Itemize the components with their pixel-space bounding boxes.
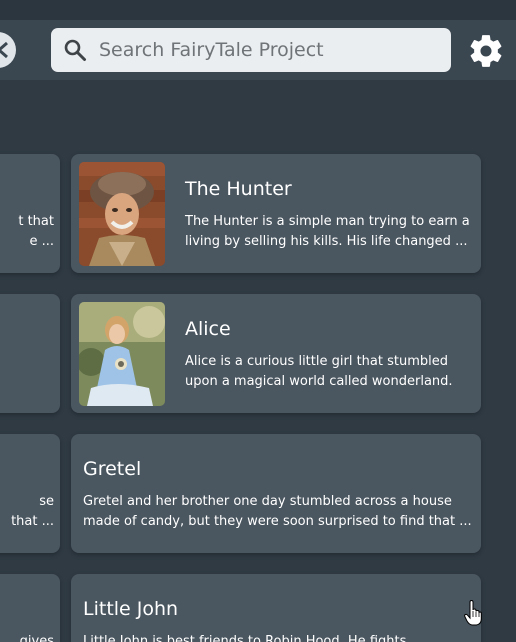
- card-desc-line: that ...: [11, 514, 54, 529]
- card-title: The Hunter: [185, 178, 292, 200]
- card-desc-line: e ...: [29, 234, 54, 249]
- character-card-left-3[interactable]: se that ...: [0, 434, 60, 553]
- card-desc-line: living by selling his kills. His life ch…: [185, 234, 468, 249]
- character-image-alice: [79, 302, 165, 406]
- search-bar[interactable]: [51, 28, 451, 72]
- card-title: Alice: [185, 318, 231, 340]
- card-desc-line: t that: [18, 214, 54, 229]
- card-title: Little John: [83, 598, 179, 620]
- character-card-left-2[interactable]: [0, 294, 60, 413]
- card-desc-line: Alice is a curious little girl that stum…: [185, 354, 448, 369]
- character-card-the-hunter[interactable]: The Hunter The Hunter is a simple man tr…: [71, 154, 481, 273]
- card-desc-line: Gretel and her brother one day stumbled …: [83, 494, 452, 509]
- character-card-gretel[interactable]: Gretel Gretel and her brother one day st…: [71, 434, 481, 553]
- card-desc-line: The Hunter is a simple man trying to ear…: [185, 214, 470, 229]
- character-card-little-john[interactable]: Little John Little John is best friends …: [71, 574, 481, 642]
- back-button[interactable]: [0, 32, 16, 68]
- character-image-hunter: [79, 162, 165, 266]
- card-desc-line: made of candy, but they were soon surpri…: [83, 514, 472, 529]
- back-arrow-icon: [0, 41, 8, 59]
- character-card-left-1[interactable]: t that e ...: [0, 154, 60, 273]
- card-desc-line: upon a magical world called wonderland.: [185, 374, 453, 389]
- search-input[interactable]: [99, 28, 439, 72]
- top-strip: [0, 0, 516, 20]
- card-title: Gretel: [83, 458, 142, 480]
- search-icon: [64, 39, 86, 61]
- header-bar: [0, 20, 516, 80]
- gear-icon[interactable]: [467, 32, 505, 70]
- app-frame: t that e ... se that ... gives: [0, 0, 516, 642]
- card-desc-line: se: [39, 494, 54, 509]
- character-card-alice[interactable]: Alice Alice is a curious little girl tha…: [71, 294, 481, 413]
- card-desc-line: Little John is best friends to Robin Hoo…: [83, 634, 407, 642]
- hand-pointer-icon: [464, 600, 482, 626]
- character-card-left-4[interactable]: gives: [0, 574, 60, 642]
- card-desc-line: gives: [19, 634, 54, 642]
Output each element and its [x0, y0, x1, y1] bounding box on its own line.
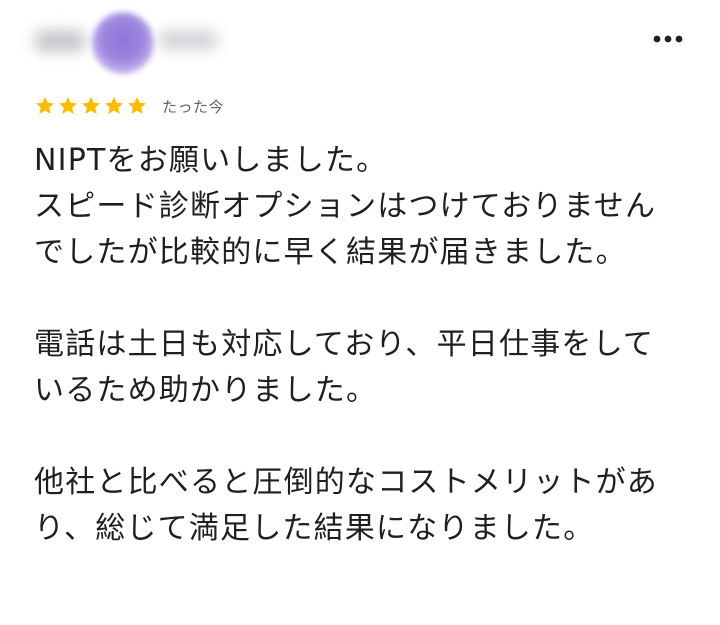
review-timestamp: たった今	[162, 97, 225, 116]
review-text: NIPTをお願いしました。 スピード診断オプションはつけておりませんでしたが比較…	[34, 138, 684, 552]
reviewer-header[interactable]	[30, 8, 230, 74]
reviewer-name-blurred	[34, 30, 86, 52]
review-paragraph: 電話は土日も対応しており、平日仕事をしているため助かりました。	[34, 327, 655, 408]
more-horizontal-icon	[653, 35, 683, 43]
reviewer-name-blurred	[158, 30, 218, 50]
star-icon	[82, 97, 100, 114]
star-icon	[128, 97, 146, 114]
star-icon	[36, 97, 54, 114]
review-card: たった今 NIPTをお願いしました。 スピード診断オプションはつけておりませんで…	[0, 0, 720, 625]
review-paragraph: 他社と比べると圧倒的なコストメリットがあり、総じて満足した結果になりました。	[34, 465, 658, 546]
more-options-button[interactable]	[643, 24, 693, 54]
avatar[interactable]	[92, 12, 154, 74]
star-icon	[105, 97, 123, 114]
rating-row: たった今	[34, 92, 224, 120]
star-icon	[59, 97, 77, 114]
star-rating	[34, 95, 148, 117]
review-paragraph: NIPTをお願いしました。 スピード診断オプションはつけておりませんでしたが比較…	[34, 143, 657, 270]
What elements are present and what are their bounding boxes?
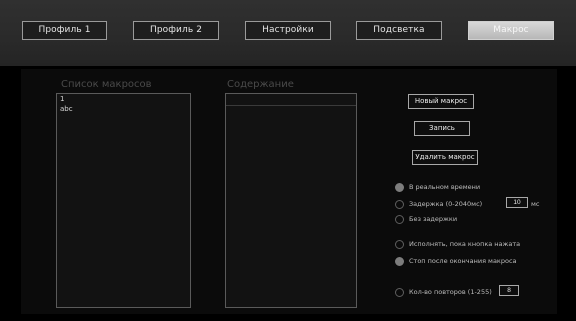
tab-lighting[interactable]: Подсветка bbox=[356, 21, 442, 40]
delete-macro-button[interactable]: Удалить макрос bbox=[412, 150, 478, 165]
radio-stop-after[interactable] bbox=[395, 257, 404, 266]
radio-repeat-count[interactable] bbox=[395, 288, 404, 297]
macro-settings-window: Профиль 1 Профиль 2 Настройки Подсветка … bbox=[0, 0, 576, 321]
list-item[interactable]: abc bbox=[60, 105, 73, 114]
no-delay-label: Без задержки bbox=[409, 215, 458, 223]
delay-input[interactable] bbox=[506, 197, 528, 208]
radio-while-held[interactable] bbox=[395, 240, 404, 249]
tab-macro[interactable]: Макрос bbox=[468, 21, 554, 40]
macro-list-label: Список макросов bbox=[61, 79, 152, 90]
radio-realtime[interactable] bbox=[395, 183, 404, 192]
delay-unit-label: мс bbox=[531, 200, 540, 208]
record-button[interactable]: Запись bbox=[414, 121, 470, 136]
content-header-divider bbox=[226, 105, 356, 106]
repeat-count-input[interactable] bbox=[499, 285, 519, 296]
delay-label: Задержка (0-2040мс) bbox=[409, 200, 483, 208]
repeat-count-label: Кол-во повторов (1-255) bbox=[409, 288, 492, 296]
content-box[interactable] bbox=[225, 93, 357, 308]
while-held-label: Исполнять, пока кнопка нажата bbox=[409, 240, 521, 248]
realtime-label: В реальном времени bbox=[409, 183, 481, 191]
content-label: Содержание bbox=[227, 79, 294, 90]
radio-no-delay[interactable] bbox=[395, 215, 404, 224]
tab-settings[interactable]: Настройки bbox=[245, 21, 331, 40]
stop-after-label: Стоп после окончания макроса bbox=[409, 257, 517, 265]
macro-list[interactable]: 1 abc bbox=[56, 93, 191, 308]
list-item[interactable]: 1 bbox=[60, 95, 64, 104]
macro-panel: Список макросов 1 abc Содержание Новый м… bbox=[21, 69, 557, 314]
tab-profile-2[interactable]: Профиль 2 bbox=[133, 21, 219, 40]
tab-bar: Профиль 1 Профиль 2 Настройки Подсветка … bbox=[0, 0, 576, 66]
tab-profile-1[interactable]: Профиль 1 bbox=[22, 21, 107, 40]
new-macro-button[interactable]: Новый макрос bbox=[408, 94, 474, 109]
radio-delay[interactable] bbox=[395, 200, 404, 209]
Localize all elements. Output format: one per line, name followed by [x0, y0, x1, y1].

========================

▶ [Prompt]: Reproduce all of the material above line for line, leaving out the pictures.

▶ [Correct response]:
Itemize the components with their pixel-space bounding boxes.
- card-desc-line: that ...: [11, 514, 54, 529]
- card-title: The Hunter: [185, 178, 292, 200]
- card-desc-line: e ...: [29, 234, 54, 249]
- character-card-left-3[interactable]: se that ...: [0, 434, 60, 553]
- card-desc-line: living by selling his kills. His life ch…: [185, 234, 468, 249]
- character-image-alice: [79, 302, 165, 406]
- search-bar[interactable]: [51, 28, 451, 72]
- card-title: Alice: [185, 318, 231, 340]
- card-desc-line: t that: [18, 214, 54, 229]
- card-title: Little John: [83, 598, 179, 620]
- character-card-left-2[interactable]: [0, 294, 60, 413]
- card-desc-line: Alice is a curious little girl that stum…: [185, 354, 448, 369]
- character-card-the-hunter[interactable]: The Hunter The Hunter is a simple man tr…: [71, 154, 481, 273]
- card-desc-line: Gretel and her brother one day stumbled …: [83, 494, 452, 509]
- character-card-gretel[interactable]: Gretel Gretel and her brother one day st…: [71, 434, 481, 553]
- card-desc-line: The Hunter is a simple man trying to ear…: [185, 214, 470, 229]
- character-card-little-john[interactable]: Little John Little John is best friends …: [71, 574, 481, 642]
- back-button[interactable]: [0, 32, 16, 68]
- character-image-hunter: [79, 162, 165, 266]
- card-desc-line: made of candy, but they were soon surpri…: [83, 514, 472, 529]
- back-arrow-icon: [0, 41, 8, 59]
- character-card-left-1[interactable]: t that e ...: [0, 154, 60, 273]
- card-desc-line: upon a magical world called wonderland.: [185, 374, 453, 389]
- search-input[interactable]: [99, 28, 439, 72]
- top-strip: [0, 0, 516, 20]
- card-title: Gretel: [83, 458, 142, 480]
- search-icon: [64, 39, 86, 61]
- header-bar: [0, 20, 516, 80]
- gear-icon[interactable]: [467, 32, 505, 70]
- app-frame: t that e ... se that ... gives: [0, 0, 516, 642]
- card-desc-line: se: [39, 494, 54, 509]
- character-card-alice[interactable]: Alice Alice is a curious little girl tha…: [71, 294, 481, 413]
- card-desc-line: Little John is best friends to Robin Hoo…: [83, 634, 407, 642]
- hand-pointer-icon: [464, 600, 482, 626]
- character-card-left-4[interactable]: gives: [0, 574, 60, 642]
- card-desc-line: gives: [19, 634, 54, 642]
Output each element and its [x0, y0, x1, y1] bounding box on its own line.
review-timestamp: たった今	[162, 97, 225, 116]
review-text: NIPTをお願いしました。 スピード診断オプションはつけておりませんでしたが比較…	[34, 138, 684, 552]
reviewer-header[interactable]	[30, 8, 230, 74]
reviewer-name-blurred	[34, 30, 86, 52]
review-paragraph: 電話は土日も対応しており、平日仕事をしているため助かりました。	[34, 327, 655, 408]
more-horizontal-icon	[653, 35, 683, 43]
reviewer-name-blurred	[158, 30, 218, 50]
star-icon	[82, 97, 100, 114]
star-icon	[128, 97, 146, 114]
star-icon	[36, 97, 54, 114]
review-card: たった今 NIPTをお願いしました。 スピード診断オプションはつけておりませんで…	[0, 0, 720, 625]
review-paragraph: 他社と比べると圧倒的なコストメリットがあり、総じて満足した結果になりました。	[34, 465, 658, 546]
more-options-button[interactable]	[643, 24, 693, 54]
avatar[interactable]	[92, 12, 154, 74]
star-icon	[105, 97, 123, 114]
rating-row: たった今	[34, 92, 224, 120]
star-icon	[59, 97, 77, 114]
star-rating	[34, 95, 148, 117]
review-paragraph: NIPTをお願いしました。 スピード診断オプションはつけておりませんでしたが比較…	[34, 143, 657, 270]
What elements are present and what are their bounding boxes?
tab-lighting[interactable]: Подсветка bbox=[356, 21, 442, 40]
delete-macro-button[interactable]: Удалить макрос bbox=[412, 150, 478, 165]
radio-stop-after[interactable] bbox=[395, 257, 404, 266]
radio-repeat-count[interactable] bbox=[395, 288, 404, 297]
macro-settings-window: Профиль 1 Профиль 2 Настройки Подсветка … bbox=[0, 0, 576, 321]
list-item[interactable]: abc bbox=[60, 105, 73, 114]
no-delay-label: Без задержки bbox=[409, 215, 458, 223]
delay-input[interactable] bbox=[506, 197, 528, 208]
radio-while-held[interactable] bbox=[395, 240, 404, 249]
tab-macro[interactable]: Макрос bbox=[468, 21, 554, 40]
macro-list-label: Список макросов bbox=[61, 79, 152, 90]
radio-realtime[interactable] bbox=[395, 183, 404, 192]
delay-unit-label: мс bbox=[531, 200, 540, 208]
record-button[interactable]: Запись bbox=[414, 121, 470, 136]
content-header-divider bbox=[226, 105, 356, 106]
repeat-count-input[interactable] bbox=[499, 285, 519, 296]
delay-label: Задержка (0-2040мс) bbox=[409, 200, 483, 208]
repeat-count-label: Кол-во повторов (1-255) bbox=[409, 288, 492, 296]
content-box[interactable] bbox=[225, 93, 357, 308]
while-held-label: Исполнять, пока кнопка нажата bbox=[409, 240, 521, 248]
realtime-label: В реальном времени bbox=[409, 183, 481, 191]
content-label: Содержание bbox=[227, 79, 294, 90]
radio-no-delay[interactable] bbox=[395, 215, 404, 224]
tab-settings[interactable]: Настройки bbox=[245, 21, 331, 40]
stop-after-label: Стоп после окончания макроса bbox=[409, 257, 517, 265]
macro-list[interactable]: 1 abc bbox=[56, 93, 191, 308]
list-item[interactable]: 1 bbox=[60, 95, 64, 104]
macro-panel: Список макросов 1 abc Содержание Новый м… bbox=[21, 69, 557, 314]
tab-profile-2[interactable]: Профиль 2 bbox=[133, 21, 219, 40]
tab-bar: Профиль 1 Профиль 2 Настройки Подсветка … bbox=[0, 0, 576, 66]
tab-profile-1[interactable]: Профиль 1 bbox=[22, 21, 107, 40]
new-macro-button[interactable]: Новый макрос bbox=[408, 94, 474, 109]
radio-delay[interactable] bbox=[395, 200, 404, 209]
Localize all elements. Output format: one per line, name followed by [x0, y0, x1, y1].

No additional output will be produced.